— Labeled region entries —
** start **

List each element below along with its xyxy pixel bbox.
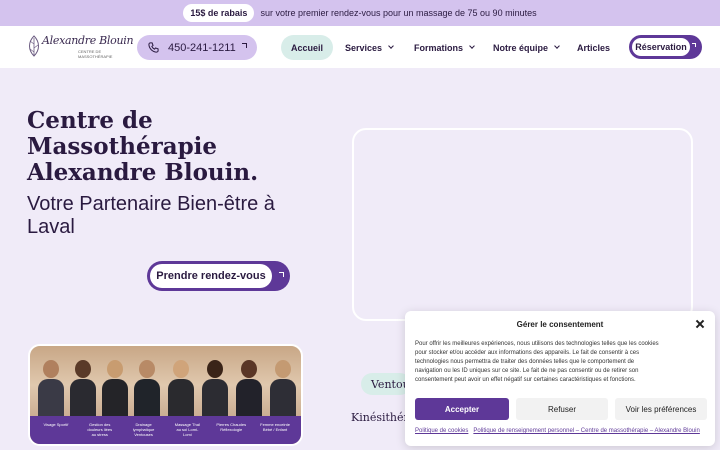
chevron-down-icon (469, 43, 475, 49)
privacy-policy-link[interactable]: Politique de renseignement personnel – C… (473, 428, 699, 434)
reservation-button[interactable]: Réservation (629, 35, 702, 59)
nav-label: Articles (577, 42, 611, 53)
nav-services[interactable]: Services (345, 35, 394, 60)
accept-button[interactable]: Accepter (415, 398, 509, 420)
service-pill-kinesitherapie[interactable]: Kinésithérapie (351, 406, 411, 428)
pill-label: Kinésithérapie (351, 410, 411, 424)
service-label: Massage Thaï au sol Lomi-Lomi (174, 422, 201, 437)
nav-notre-equipe[interactable]: Notre équipe (493, 35, 560, 60)
consent-body: Pour offrir les meilleures expériences, … (415, 341, 659, 383)
page-title: Centre de Massothérapie Alexandre Blouin… (27, 107, 259, 186)
team-photo: Visage Sportif Gestion des douleurs liée… (28, 344, 303, 446)
arrow-corner-icon (242, 43, 247, 48)
promo-bar: 15$ de rabais sur votre premier rendez-v… (0, 0, 720, 26)
nav-articles[interactable]: Articles (577, 35, 610, 60)
close-icon[interactable] (695, 319, 705, 329)
nav-label: Accueil (291, 42, 324, 53)
team-member (134, 360, 160, 417)
site-logo[interactable]: Alexandre Blouin CENTRE DE MASSOTHÉRAPIE (26, 32, 134, 62)
consent-links: Politique de cookies Politique de rensei… (415, 428, 700, 434)
reservation-label: Réservation (632, 38, 690, 56)
team-member (70, 360, 96, 417)
site-header: Alexandre Blouin CENTRE DE MASSOTHÉRAPIE… (0, 26, 720, 68)
refuse-button[interactable]: Refuser (516, 398, 608, 420)
service-label: Gestion des douleurs liées au stress (87, 422, 113, 437)
service-label: Drainage lymphatique Ventouses (132, 422, 155, 437)
team-member (168, 360, 194, 417)
team-member (102, 360, 128, 417)
service-label: Femme enceinte Bébé / Enfant (260, 422, 290, 432)
cta-label: Prendre rendez-vous (150, 264, 272, 288)
chevron-down-icon (554, 43, 560, 49)
leaf-logo-icon (29, 35, 39, 57)
book-appointment-button[interactable]: Prendre rendez-vous (147, 261, 290, 291)
team-member (202, 360, 228, 417)
service-label: Pierres Chaudes Réflexologie (216, 422, 247, 432)
nav-label: Notre équipe (493, 42, 549, 53)
cookie-consent-dialog: Gérer le consentement Pour offrir les me… (405, 311, 715, 446)
promo-badge: 15$ de rabais (183, 4, 255, 22)
service-label: Visage Sportif (43, 422, 69, 427)
logo-script: Alexandre Blouin (42, 34, 134, 47)
nav-accueil[interactable]: Accueil (281, 35, 334, 60)
arrow-corner-icon (692, 43, 696, 47)
preferences-button[interactable]: Voir les préférences (615, 398, 707, 420)
service-pill-ventouses[interactable]: Ventouses (361, 373, 411, 395)
phone-button[interactable]: 450-241-1211 (137, 35, 257, 60)
phone-icon (148, 42, 159, 53)
promo-text: sur votre premier rendez-vous pour un ma… (260, 8, 537, 18)
team-member (236, 360, 262, 417)
team-member (38, 360, 64, 417)
phone-number: 450-241-1211 (168, 41, 236, 54)
chevron-down-icon (388, 43, 394, 49)
team-service-labels: Visage Sportif Gestion des douleurs liée… (30, 422, 301, 437)
hero-subtitle: Votre Partenaire Bien-être à Laval (27, 193, 275, 238)
nav-label: Formations (414, 42, 464, 53)
cookie-policy-link[interactable]: Politique de cookies (415, 428, 468, 434)
consent-title: Gérer le consentement (516, 320, 604, 329)
team-member (270, 360, 296, 417)
logo-tagline: CENTRE DE MASSOTHÉRAPIE (78, 49, 113, 59)
arrow-corner-icon (279, 272, 284, 277)
nav-formations[interactable]: Formations (414, 35, 475, 60)
hero-media-frame (352, 128, 693, 321)
nav-label: Services (345, 42, 383, 53)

** end **

— Task objective —
Rewrite the rows with every "team-member" replaced by "staff-member", keeping everything else the same and leaving the pictures out.

— Response to this task —
List each element below along with its xyxy pixel bbox.
chevron-down-icon (469, 43, 475, 49)
privacy-policy-link[interactable]: Politique de renseignement personnel – C… (473, 428, 699, 434)
reservation-button[interactable]: Réservation (629, 35, 702, 59)
nav-label: Articles (577, 42, 611, 53)
nav-services[interactable]: Services (345, 35, 394, 60)
accept-button[interactable]: Accepter (415, 398, 509, 420)
service-pill-kinesitherapie[interactable]: Kinésithérapie (351, 406, 411, 428)
pill-label: Kinésithérapie (351, 410, 411, 424)
service-label: Massage Thaï au sol Lomi-Lomi (174, 422, 201, 437)
nav-notre-equipe[interactable]: Notre équipe (493, 35, 560, 60)
consent-body: Pour offrir les meilleures expériences, … (415, 341, 659, 383)
page-title: Centre de Massothérapie Alexandre Blouin… (27, 107, 259, 186)
team-photo: Visage Sportif Gestion des douleurs liée… (28, 344, 303, 446)
arrow-corner-icon (242, 43, 247, 48)
promo-bar: 15$ de rabais sur votre premier rendez-v… (0, 0, 720, 26)
nav-articles[interactable]: Articles (577, 35, 610, 60)
close-icon[interactable] (695, 319, 705, 329)
nav-label: Accueil (291, 42, 324, 53)
staff-member (134, 360, 160, 417)
site-logo[interactable]: Alexandre Blouin CENTRE DE MASSOTHÉRAPIE (26, 32, 134, 62)
consent-links: Politique de cookies Politique de rensei… (415, 428, 700, 434)
reservation-label: Réservation (632, 38, 690, 56)
staff-member (70, 360, 96, 417)
site-header: Alexandre Blouin CENTRE DE MASSOTHÉRAPIE… (0, 26, 720, 68)
refuse-button[interactable]: Refuser (516, 398, 608, 420)
service-label: Gestion des douleurs liées au stress (87, 422, 113, 437)
service-label: Drainage lymphatique Ventouses (132, 422, 155, 437)
staff-member (168, 360, 194, 417)
staff-member (102, 360, 128, 417)
service-label: Femme enceinte Bébé / Enfant (260, 422, 290, 432)
cta-label: Prendre rendez-vous (150, 264, 272, 288)
chevron-down-icon (554, 43, 560, 49)
leaf-logo-icon (29, 35, 39, 57)
book-appointment-button[interactable]: Prendre rendez-vous (147, 261, 290, 291)
staff-member (202, 360, 228, 417)
service-label: Pierres Chaudes Réflexologie (216, 422, 247, 432)
nav-label: Notre équipe (493, 42, 549, 53)
cookie-consent-dialog: Gérer le consentement Pour offrir les me… (405, 311, 715, 446)
promo-badge: 15$ de rabais (183, 4, 255, 22)
service-label: Visage Sportif (43, 422, 69, 427)
logo-script: Alexandre Blouin (42, 34, 134, 47)
nav-accueil[interactable]: Accueil (281, 35, 334, 60)
arrow-corner-icon (692, 43, 696, 47)
preferences-button[interactable]: Voir les préférences (615, 398, 707, 420)
service-pill-ventouses[interactable]: Ventouses (361, 373, 411, 395)
phone-button[interactable]: 450-241-1211 (137, 35, 257, 60)
phone-icon (148, 42, 159, 53)
promo-text: sur votre premier rendez-vous pour un ma… (260, 8, 537, 18)
staff-member (236, 360, 262, 417)
staff-member (38, 360, 64, 417)
phone-number: 450-241-1211 (168, 41, 236, 54)
chevron-down-icon (388, 43, 394, 49)
team-service-labels: Visage Sportif Gestion des douleurs liée… (30, 422, 301, 437)
hero-subtitle: Votre Partenaire Bien-être à Laval (27, 193, 275, 238)
nav-label: Formations (414, 42, 464, 53)
cookie-policy-link[interactable]: Politique de cookies (415, 428, 468, 434)
consent-title: Gérer le consentement (516, 320, 604, 329)
staff-member (270, 360, 296, 417)
logo-tagline: CENTRE DE MASSOTHÉRAPIE (78, 49, 113, 59)
arrow-corner-icon (279, 272, 284, 277)
nav-formations[interactable]: Formations (414, 35, 475, 60)
hero-media-frame (352, 128, 693, 321)
nav-label: Services (345, 42, 383, 53)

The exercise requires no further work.